→ Exercise objective: Below are the records; reproduce all of them exactly but without any images.

━━ Records to process ━━

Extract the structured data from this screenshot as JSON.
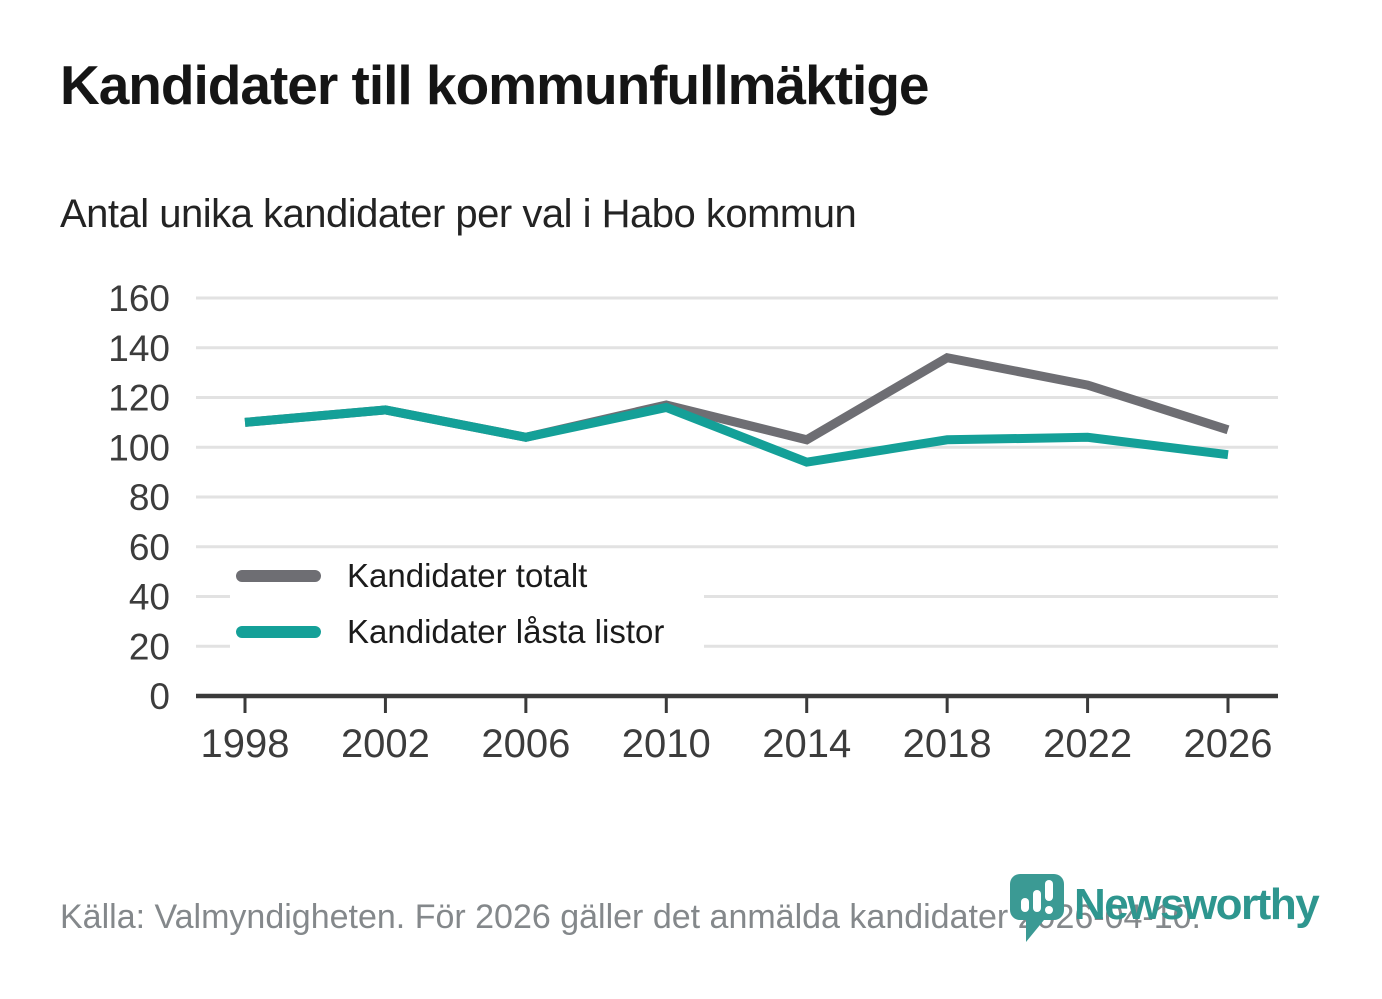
{
  "header": {
    "title": "Kandidater till kommunfullmäktige",
    "subtitle": "Antal unika kandidater per val i Habo kommun"
  },
  "chart_data": {
    "type": "line",
    "title": "Kandidater till kommunfullmäktige",
    "subtitle": "Antal unika kandidater per val i Habo kommun",
    "categories": [
      "1998",
      "2002",
      "2006",
      "2010",
      "2014",
      "2018",
      "2022",
      "2026"
    ],
    "series": [
      {
        "name": "Kandidater totalt",
        "color": "#6e6e73",
        "values": [
          110,
          115,
          104,
          117,
          103,
          136,
          125,
          107
        ]
      },
      {
        "name": "Kandidater låsta listor",
        "color": "#14a098",
        "values": [
          110,
          115,
          104,
          116,
          94,
          103,
          104,
          97
        ]
      }
    ],
    "ylim": [
      0,
      160
    ],
    "yticks": [
      0,
      20,
      40,
      60,
      80,
      100,
      120,
      140,
      160
    ],
    "grid": "horizontal-only",
    "legend_position": "inside-lower-left",
    "axis_color": "#3a3a3a",
    "gridline_color": "#e2e2e2"
  },
  "footer": {
    "source_text": "Källa: Valmyndigheten. För 2026 gäller det anmälda kandidater 2026-04-10."
  },
  "logo": {
    "text": "Newsworthy",
    "text_color": "#2e968f",
    "pin_color": "#3b9a94"
  }
}
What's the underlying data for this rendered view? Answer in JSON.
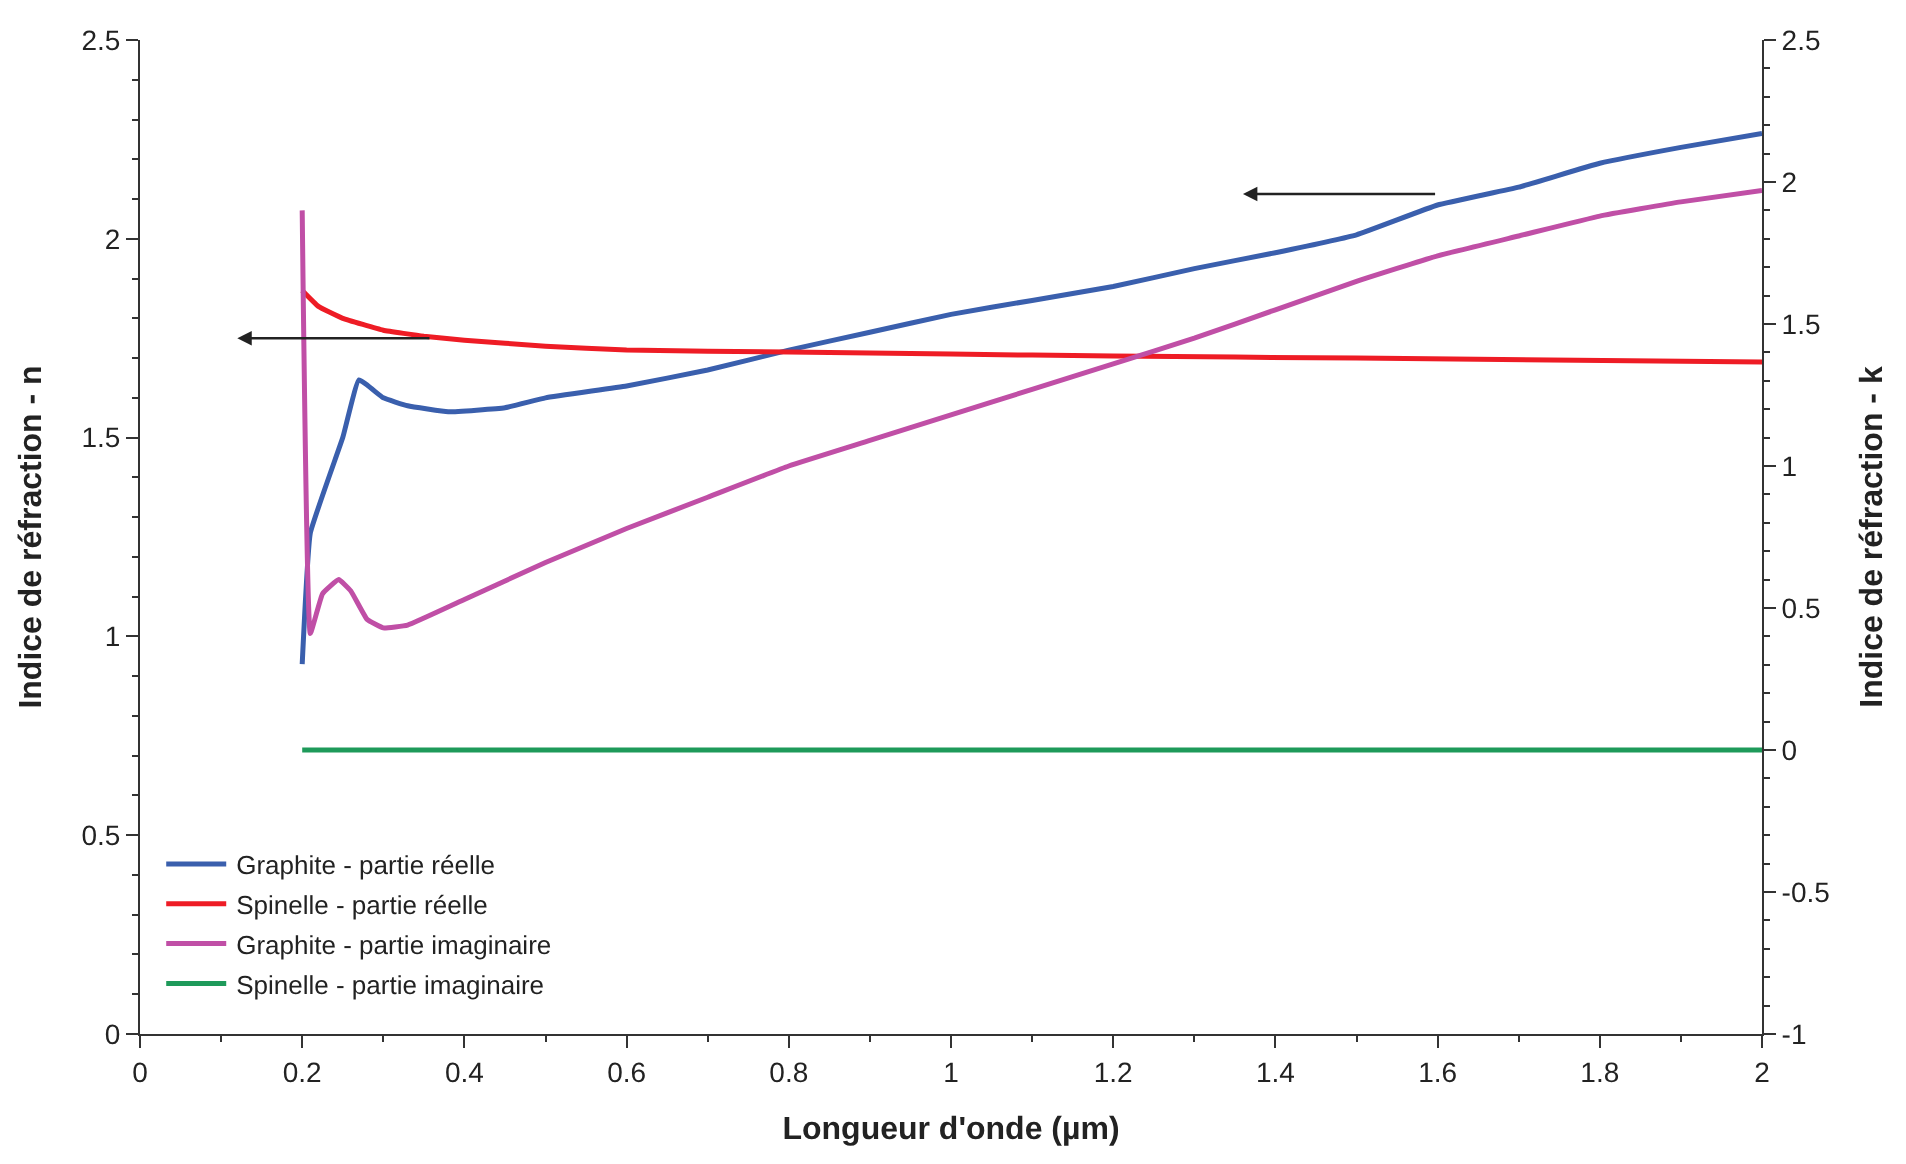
{
  "chart_data": {
    "type": "line",
    "xlabel": "Longueur d'onde (µm)",
    "ylabel": "Indice de réfraction - n",
    "y2label": "Indice de réfraction - k",
    "xlim": [
      0,
      2
    ],
    "xticks": [
      0,
      0.2,
      0.4,
      0.6,
      0.8,
      1,
      1.2,
      1.4,
      1.6,
      1.8,
      2
    ],
    "ylim": [
      0,
      2.5
    ],
    "yticks": [
      0,
      0.5,
      1,
      1.5,
      2,
      2.5
    ],
    "y2lim": [
      -1,
      2.5
    ],
    "y2ticks": [
      -1,
      -0.5,
      0,
      0.5,
      1,
      1.5,
      2,
      2.5
    ],
    "legend": "bottom left",
    "marker": "none",
    "line_style": "solid",
    "series": [
      {
        "name": "Graphite - partie réelle",
        "color": "#3a5fad",
        "x": [
          0.2,
          0.21,
          0.25,
          0.27,
          0.3,
          0.33,
          0.38,
          0.45,
          0.5,
          0.6,
          0.7,
          0.8,
          0.9,
          1.0,
          1.1,
          1.2,
          1.3,
          1.4,
          1.5,
          1.6,
          1.7,
          1.8,
          1.9,
          2.0
        ],
        "values": [
          0.93,
          1.26,
          1.5,
          1.645,
          1.6,
          1.58,
          1.565,
          1.575,
          1.6,
          1.63,
          1.67,
          1.72,
          1.765,
          1.81,
          1.845,
          1.88,
          1.925,
          1.965,
          2.01,
          2.085,
          2.13,
          2.19,
          2.23,
          2.265
        ]
      },
      {
        "name": "Spinelle - partie réelle",
        "color": "#ee1c25",
        "x": [
          0.2,
          0.22,
          0.25,
          0.3,
          0.35,
          0.4,
          0.5,
          0.6,
          0.8,
          1.0,
          1.2,
          1.5,
          2.0
        ],
        "values": [
          1.87,
          1.83,
          1.8,
          1.77,
          1.755,
          1.745,
          1.73,
          1.72,
          1.715,
          1.71,
          1.705,
          1.7,
          1.69
        ]
      },
      {
        "name": "Graphite - partie imaginaire",
        "color": "#c04fa6",
        "axis": "y2",
        "x": [
          0.2,
          0.21,
          0.225,
          0.245,
          0.26,
          0.28,
          0.3,
          0.33,
          0.4,
          0.5,
          0.6,
          0.7,
          0.8,
          0.9,
          1.0,
          1.1,
          1.2,
          1.3,
          1.4,
          1.5,
          1.6,
          1.7,
          1.8,
          1.9,
          2.0
        ],
        "values": [
          1.9,
          0.41,
          0.55,
          0.6,
          0.56,
          0.46,
          0.43,
          0.44,
          0.53,
          0.66,
          0.78,
          0.89,
          1.0,
          1.09,
          1.18,
          1.27,
          1.36,
          1.45,
          1.55,
          1.65,
          1.74,
          1.81,
          1.88,
          1.93,
          1.97
        ]
      },
      {
        "name": "Spinelle - partie imaginaire",
        "color": "#1e9a5a",
        "axis": "y2",
        "x": [
          0.2,
          2.0
        ],
        "values": [
          0,
          0
        ]
      }
    ]
  }
}
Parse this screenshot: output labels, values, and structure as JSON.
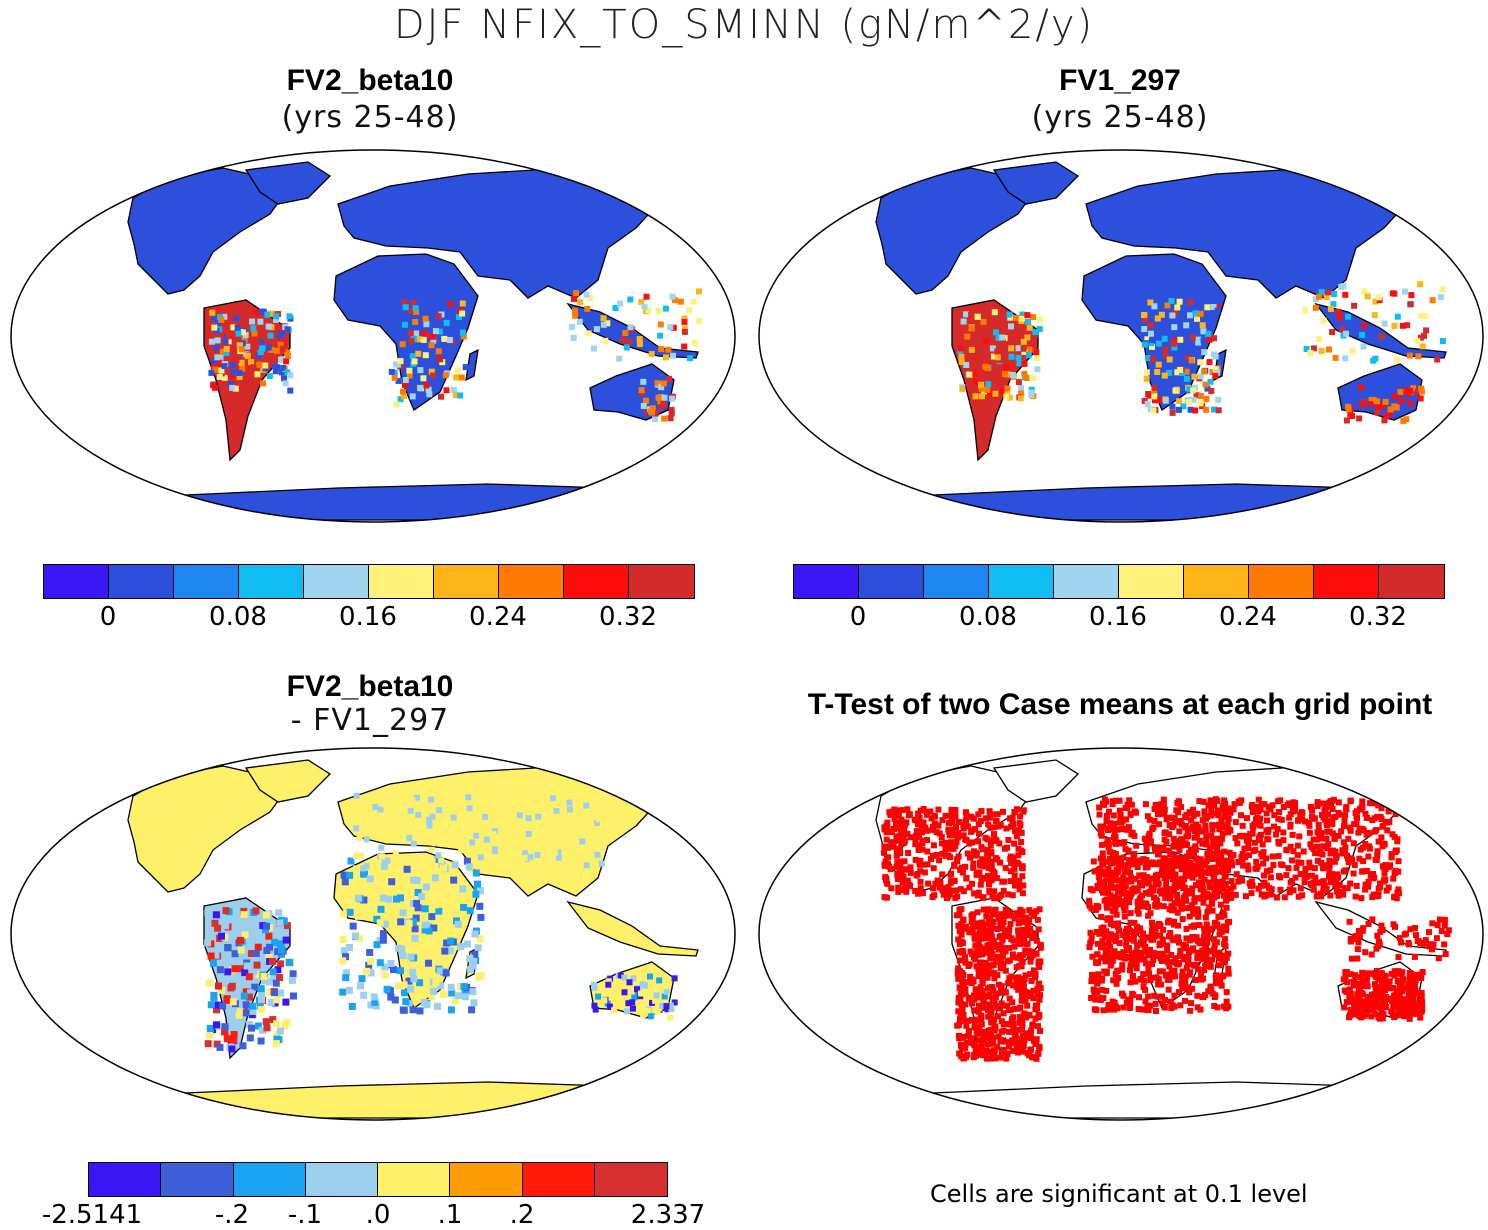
{
  "title": "DJF NFIX_TO_SMINN (gN/m^2/y)",
  "panels": [
    {
      "title": "FV2_beta10",
      "subtitle": "(yrs 25-48)"
    },
    {
      "title": "FV1_297",
      "subtitle": "(yrs 25-48)"
    },
    {
      "title": "FV2_beta10",
      "subtitle": "- FV1_297"
    },
    {
      "title": "T-Test of two Case means at each grid point",
      "subtitle": ""
    }
  ],
  "colorbar_abs": {
    "colors": [
      "#3a16f5",
      "#2b4fdc",
      "#1e86f2",
      "#10bdf2",
      "#a0d4ef",
      "#fff27a",
      "#ffb419",
      "#ff7a00",
      "#ff0d0d",
      "#d52a2a"
    ],
    "labels": [
      "0",
      "0.08",
      "0.16",
      "0.24",
      "0.32"
    ]
  },
  "colorbar_diff": {
    "colors": [
      "#3a16f5",
      "#3e5fda",
      "#1aa3f2",
      "#9ccfee",
      "#fff06a",
      "#ff9d08",
      "#ff1a0a",
      "#d63030"
    ],
    "labels": [
      "-2.5141",
      "-.2",
      "-.1",
      ".0",
      ".1",
      ".2",
      "2.337"
    ]
  },
  "map_colors": {
    "land_abs": "#2d50dc",
    "hot_abs": "#d62a2a",
    "land_diff": "#fff06a",
    "diff_mixed": "#9ccfee",
    "ttest": "#ff0000",
    "coast": "#000000"
  },
  "note": "Cells are significant at 0.1 level"
}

━━━

→ The completed task:
Extract the structured data from this screenshot as JSON.
{
  "header": {
    "title": "Kandidater till kommunfullmäktige",
    "subtitle": "Antal unika kandidater per val i Habo kommun"
  },
  "chart_data": {
    "type": "line",
    "title": "Kandidater till kommunfullmäktige",
    "subtitle": "Antal unika kandidater per val i Habo kommun",
    "categories": [
      "1998",
      "2002",
      "2006",
      "2010",
      "2014",
      "2018",
      "2022",
      "2026"
    ],
    "series": [
      {
        "name": "Kandidater totalt",
        "color": "#6e6e73",
        "values": [
          110,
          115,
          104,
          117,
          103,
          136,
          125,
          107
        ]
      },
      {
        "name": "Kandidater låsta listor",
        "color": "#14a098",
        "values": [
          110,
          115,
          104,
          116,
          94,
          103,
          104,
          97
        ]
      }
    ],
    "ylim": [
      0,
      160
    ],
    "yticks": [
      0,
      20,
      40,
      60,
      80,
      100,
      120,
      140,
      160
    ],
    "grid": "horizontal-only",
    "legend_position": "inside-lower-left",
    "axis_color": "#3a3a3a",
    "gridline_color": "#e2e2e2"
  },
  "footer": {
    "source_text": "Källa: Valmyndigheten. För 2026 gäller det anmälda kandidater 2026-04-10."
  },
  "logo": {
    "text": "Newsworthy",
    "text_color": "#2e968f",
    "pin_color": "#3b9a94"
  }
}
What's the underlying data for this rendered view? Answer in JSON.
{
  "chart_data": {
    "type": "line",
    "xlabel": "Longueur d'onde (µm)",
    "ylabel": "Indice de réfraction - n",
    "y2label": "Indice de réfraction - k",
    "xlim": [
      0,
      2
    ],
    "xticks": [
      0,
      0.2,
      0.4,
      0.6,
      0.8,
      1,
      1.2,
      1.4,
      1.6,
      1.8,
      2
    ],
    "ylim": [
      0,
      2.5
    ],
    "yticks": [
      0,
      0.5,
      1,
      1.5,
      2,
      2.5
    ],
    "y2lim": [
      -1,
      2.5
    ],
    "y2ticks": [
      -1,
      -0.5,
      0,
      0.5,
      1,
      1.5,
      2,
      2.5
    ],
    "legend": "bottom left",
    "marker": "none",
    "line_style": "solid",
    "series": [
      {
        "name": "Graphite - partie réelle",
        "color": "#3a5fad",
        "x": [
          0.2,
          0.21,
          0.25,
          0.27,
          0.3,
          0.33,
          0.38,
          0.45,
          0.5,
          0.6,
          0.7,
          0.8,
          0.9,
          1.0,
          1.1,
          1.2,
          1.3,
          1.4,
          1.5,
          1.6,
          1.7,
          1.8,
          1.9,
          2.0
        ],
        "values": [
          0.93,
          1.26,
          1.5,
          1.645,
          1.6,
          1.58,
          1.565,
          1.575,
          1.6,
          1.63,
          1.67,
          1.72,
          1.765,
          1.81,
          1.845,
          1.88,
          1.925,
          1.965,
          2.01,
          2.085,
          2.13,
          2.19,
          2.23,
          2.265
        ]
      },
      {
        "name": "Spinelle - partie réelle",
        "color": "#ee1c25",
        "x": [
          0.2,
          0.22,
          0.25,
          0.3,
          0.35,
          0.4,
          0.5,
          0.6,
          0.8,
          1.0,
          1.2,
          1.5,
          2.0
        ],
        "values": [
          1.87,
          1.83,
          1.8,
          1.77,
          1.755,
          1.745,
          1.73,
          1.72,
          1.715,
          1.71,
          1.705,
          1.7,
          1.69
        ]
      },
      {
        "name": "Graphite - partie imaginaire",
        "color": "#c04fa6",
        "axis": "y2",
        "x": [
          0.2,
          0.21,
          0.225,
          0.245,
          0.26,
          0.28,
          0.3,
          0.33,
          0.4,
          0.5,
          0.6,
          0.7,
          0.8,
          0.9,
          1.0,
          1.1,
          1.2,
          1.3,
          1.4,
          1.5,
          1.6,
          1.7,
          1.8,
          1.9,
          2.0
        ],
        "values": [
          1.9,
          0.41,
          0.55,
          0.6,
          0.56,
          0.46,
          0.43,
          0.44,
          0.53,
          0.66,
          0.78,
          0.89,
          1.0,
          1.09,
          1.18,
          1.27,
          1.36,
          1.45,
          1.55,
          1.65,
          1.74,
          1.81,
          1.88,
          1.93,
          1.97
        ]
      },
      {
        "name": "Spinelle - partie imaginaire",
        "color": "#1e9a5a",
        "axis": "y2",
        "x": [
          0.2,
          2.0
        ],
        "values": [
          0,
          0
        ]
      }
    ]
  }
}
Parse this screenshot: output labels, values, and structure as JSON.
{
  "title": "DJF NFIX_TO_SMINN (gN/m^2/y)",
  "panels": [
    {
      "title": "FV2_beta10",
      "subtitle": "(yrs 25-48)"
    },
    {
      "title": "FV1_297",
      "subtitle": "(yrs 25-48)"
    },
    {
      "title": "FV2_beta10",
      "subtitle": "- FV1_297"
    },
    {
      "title": "T-Test of two Case means at each grid point",
      "subtitle": ""
    }
  ],
  "colorbar_abs": {
    "colors": [
      "#3a16f5",
      "#2b4fdc",
      "#1e86f2",
      "#10bdf2",
      "#a0d4ef",
      "#fff27a",
      "#ffb419",
      "#ff7a00",
      "#ff0d0d",
      "#d52a2a"
    ],
    "labels": [
      "0",
      "0.08",
      "0.16",
      "0.24",
      "0.32"
    ]
  },
  "colorbar_diff": {
    "colors": [
      "#3a16f5",
      "#3e5fda",
      "#1aa3f2",
      "#9ccfee",
      "#fff06a",
      "#ff9d08",
      "#ff1a0a",
      "#d63030"
    ],
    "labels": [
      "-2.5141",
      "-.2",
      "-.1",
      ".0",
      ".1",
      ".2",
      "2.337"
    ]
  },
  "map_colors": {
    "land_abs": "#2d50dc",
    "hot_abs": "#d62a2a",
    "land_diff": "#fff06a",
    "diff_mixed": "#9ccfee",
    "ttest": "#ff0000",
    "coast": "#000000"
  },
  "note": "Cells are significant at 0.1 level"
}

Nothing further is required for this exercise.